Entries:
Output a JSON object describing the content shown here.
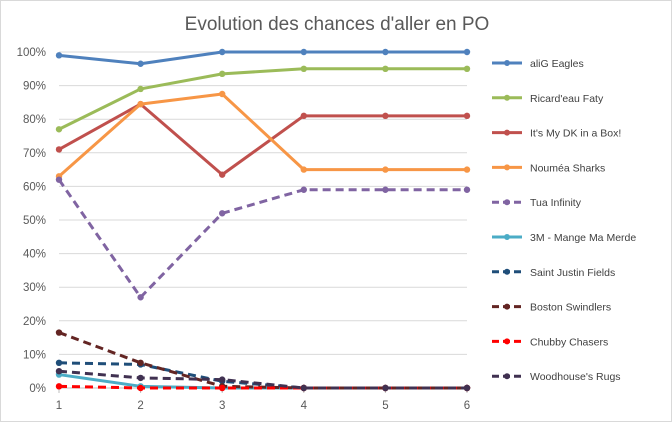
{
  "chart_data": {
    "type": "line",
    "title": "Evolution des chances d'aller en PO",
    "xlabel": "",
    "ylabel": "",
    "x": [
      1,
      2,
      3,
      4,
      5,
      6
    ],
    "ylim": [
      0,
      100
    ],
    "y_ticks": [
      "0%",
      "10%",
      "20%",
      "30%",
      "40%",
      "50%",
      "60%",
      "70%",
      "80%",
      "90%",
      "100%"
    ],
    "grid": true,
    "legend_position": "right",
    "series": [
      {
        "name": "aliG Eagles",
        "values": [
          99,
          96.5,
          100,
          100,
          100,
          100
        ],
        "color": "#4F81BD",
        "dashed": false
      },
      {
        "name": "Ricard'eau Faty",
        "values": [
          77,
          89,
          93.5,
          95,
          95,
          95
        ],
        "color": "#9BBB59",
        "dashed": false
      },
      {
        "name": "It's My DK in a Box!",
        "values": [
          71,
          84.5,
          63.5,
          81,
          81,
          81
        ],
        "color": "#C0504D",
        "dashed": false
      },
      {
        "name": "Nouméa Sharks",
        "values": [
          63,
          84.5,
          87.5,
          65,
          65,
          65
        ],
        "color": "#F79646",
        "dashed": false
      },
      {
        "name": "Tua Infinity",
        "values": [
          62,
          27,
          52,
          59,
          59,
          59
        ],
        "color": "#8064A2",
        "dashed": true
      },
      {
        "name": "3M - Mange Ma Merde",
        "values": [
          4,
          0.5,
          0,
          0,
          0,
          0
        ],
        "color": "#4BACC6",
        "dashed": false
      },
      {
        "name": "Saint Justin Fields",
        "values": [
          7.5,
          7,
          2,
          0,
          0,
          0
        ],
        "color": "#1F4E79",
        "dashed": true
      },
      {
        "name": "Boston Swindlers",
        "values": [
          16.5,
          7.5,
          0.5,
          0,
          0,
          0
        ],
        "color": "#632523",
        "dashed": true
      },
      {
        "name": "Chubby Chasers",
        "values": [
          0.5,
          0,
          0,
          0,
          0,
          0
        ],
        "color": "#FF0000",
        "dashed": true
      },
      {
        "name": "Woodhouse's Rugs",
        "values": [
          5,
          3,
          2.5,
          0,
          0,
          0
        ],
        "color": "#403151",
        "dashed": true
      }
    ]
  }
}
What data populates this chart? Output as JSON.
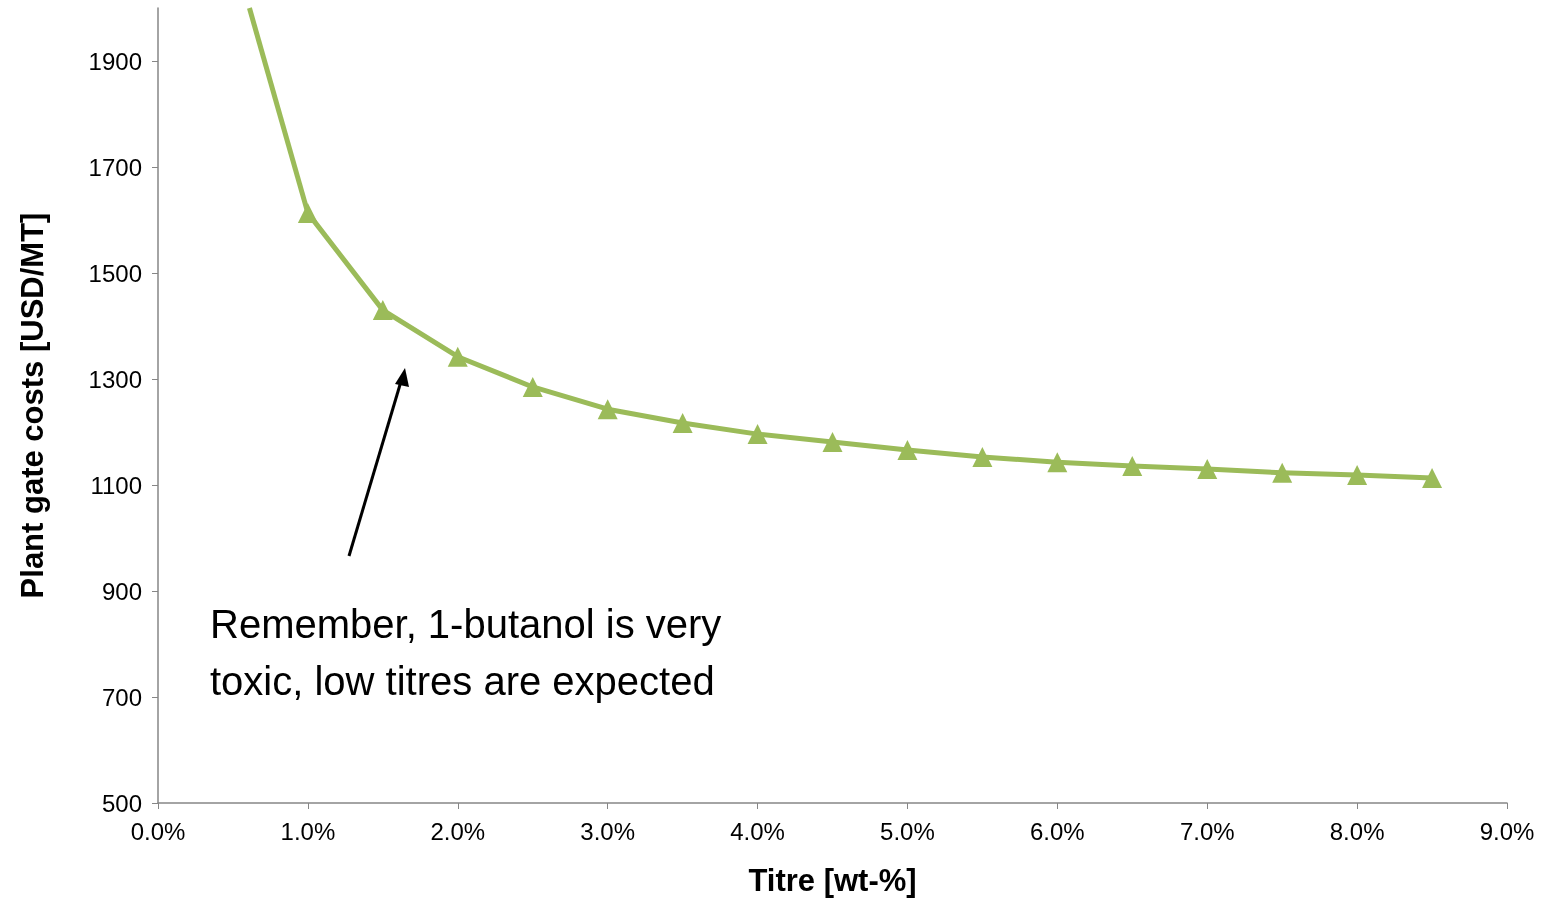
{
  "chart_data": {
    "type": "line",
    "xlabel": "Titre [wt-%]",
    "ylabel": "Plant gate costs [USD/MT]",
    "x": [
      1.0,
      1.5,
      2.0,
      2.5,
      3.0,
      3.5,
      4.0,
      4.5,
      5.0,
      5.5,
      6.0,
      6.5,
      7.0,
      7.5,
      8.0,
      8.5
    ],
    "series": [
      {
        "color": "#9bbb59",
        "values": [
          1613,
          1430,
          1342,
          1285,
          1243,
          1217,
          1196,
          1181,
          1166,
          1153,
          1143,
          1136,
          1130,
          1123,
          1119,
          1113
        ]
      },
      {
        "color": "#9bbb59",
        "x": [
          0.61,
          1.0
        ],
        "values": [
          2000,
          1613
        ],
        "marker": "none"
      }
    ],
    "xlim": [
      0,
      9
    ],
    "ylim": [
      500,
      2000
    ],
    "xticks": [
      {
        "value": 0,
        "label": "0.0%"
      },
      {
        "value": 1,
        "label": "1.0%"
      },
      {
        "value": 2,
        "label": "2.0%"
      },
      {
        "value": 3,
        "label": "3.0%"
      },
      {
        "value": 4,
        "label": "4.0%"
      },
      {
        "value": 5,
        "label": "5.0%"
      },
      {
        "value": 6,
        "label": "6.0%"
      },
      {
        "value": 7,
        "label": "7.0%"
      },
      {
        "value": 8,
        "label": "8.0%"
      },
      {
        "value": 9,
        "label": "9.0%"
      }
    ],
    "yticks": [
      500,
      700,
      900,
      1100,
      1300,
      1500,
      1700,
      1900
    ],
    "annotations": [
      "Remember, 1-butanol is very\ntoxic, low titres are expected"
    ],
    "marker": "triangle",
    "grid": false
  }
}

Stated goal:
Keep the pictures out of the copy and return the rest of the data above exactly.

Task result:
Output a JSON object describing the content shown here.
{
  "chart_data": {
    "type": "line",
    "title": "Evolution des chances d'aller en PO",
    "xlabel": "",
    "ylabel": "",
    "x": [
      1,
      2,
      3,
      4,
      5,
      6
    ],
    "ylim": [
      0,
      100
    ],
    "y_ticks": [
      "0%",
      "10%",
      "20%",
      "30%",
      "40%",
      "50%",
      "60%",
      "70%",
      "80%",
      "90%",
      "100%"
    ],
    "grid": true,
    "legend_position": "right",
    "series": [
      {
        "name": "aliG Eagles",
        "values": [
          99,
          96.5,
          100,
          100,
          100,
          100
        ],
        "color": "#4F81BD",
        "dashed": false
      },
      {
        "name": "Ricard'eau Faty",
        "values": [
          77,
          89,
          93.5,
          95,
          95,
          95
        ],
        "color": "#9BBB59",
        "dashed": false
      },
      {
        "name": "It's My DK in a Box!",
        "values": [
          71,
          84.5,
          63.5,
          81,
          81,
          81
        ],
        "color": "#C0504D",
        "dashed": false
      },
      {
        "name": "Nouméa Sharks",
        "values": [
          63,
          84.5,
          87.5,
          65,
          65,
          65
        ],
        "color": "#F79646",
        "dashed": false
      },
      {
        "name": "Tua Infinity",
        "values": [
          62,
          27,
          52,
          59,
          59,
          59
        ],
        "color": "#8064A2",
        "dashed": true
      },
      {
        "name": "3M - Mange Ma Merde",
        "values": [
          4,
          0.5,
          0,
          0,
          0,
          0
        ],
        "color": "#4BACC6",
        "dashed": false
      },
      {
        "name": "Saint Justin Fields",
        "values": [
          7.5,
          7,
          2,
          0,
          0,
          0
        ],
        "color": "#1F4E79",
        "dashed": true
      },
      {
        "name": "Boston Swindlers",
        "values": [
          16.5,
          7.5,
          0.5,
          0,
          0,
          0
        ],
        "color": "#632523",
        "dashed": true
      },
      {
        "name": "Chubby Chasers",
        "values": [
          0.5,
          0,
          0,
          0,
          0,
          0
        ],
        "color": "#FF0000",
        "dashed": true
      },
      {
        "name": "Woodhouse's Rugs",
        "values": [
          5,
          3,
          2.5,
          0,
          0,
          0
        ],
        "color": "#403151",
        "dashed": true
      }
    ]
  }
}
What data populates this chart? Output as JSON.
{
  "chart_data": {
    "type": "line",
    "xlabel": "Titre [wt-%]",
    "ylabel": "Plant gate costs [USD/MT]",
    "x": [
      1.0,
      1.5,
      2.0,
      2.5,
      3.0,
      3.5,
      4.0,
      4.5,
      5.0,
      5.5,
      6.0,
      6.5,
      7.0,
      7.5,
      8.0,
      8.5
    ],
    "series": [
      {
        "color": "#9bbb59",
        "values": [
          1613,
          1430,
          1342,
          1285,
          1243,
          1217,
          1196,
          1181,
          1166,
          1153,
          1143,
          1136,
          1130,
          1123,
          1119,
          1113
        ]
      },
      {
        "color": "#9bbb59",
        "x": [
          0.61,
          1.0
        ],
        "values": [
          2000,
          1613
        ],
        "marker": "none"
      }
    ],
    "xlim": [
      0,
      9
    ],
    "ylim": [
      500,
      2000
    ],
    "xticks": [
      {
        "value": 0,
        "label": "0.0%"
      },
      {
        "value": 1,
        "label": "1.0%"
      },
      {
        "value": 2,
        "label": "2.0%"
      },
      {
        "value": 3,
        "label": "3.0%"
      },
      {
        "value": 4,
        "label": "4.0%"
      },
      {
        "value": 5,
        "label": "5.0%"
      },
      {
        "value": 6,
        "label": "6.0%"
      },
      {
        "value": 7,
        "label": "7.0%"
      },
      {
        "value": 8,
        "label": "8.0%"
      },
      {
        "value": 9,
        "label": "9.0%"
      }
    ],
    "yticks": [
      500,
      700,
      900,
      1100,
      1300,
      1500,
      1700,
      1900
    ],
    "annotations": [
      "Remember, 1-butanol is very\ntoxic, low titres are expected"
    ],
    "marker": "triangle",
    "grid": false
  }
}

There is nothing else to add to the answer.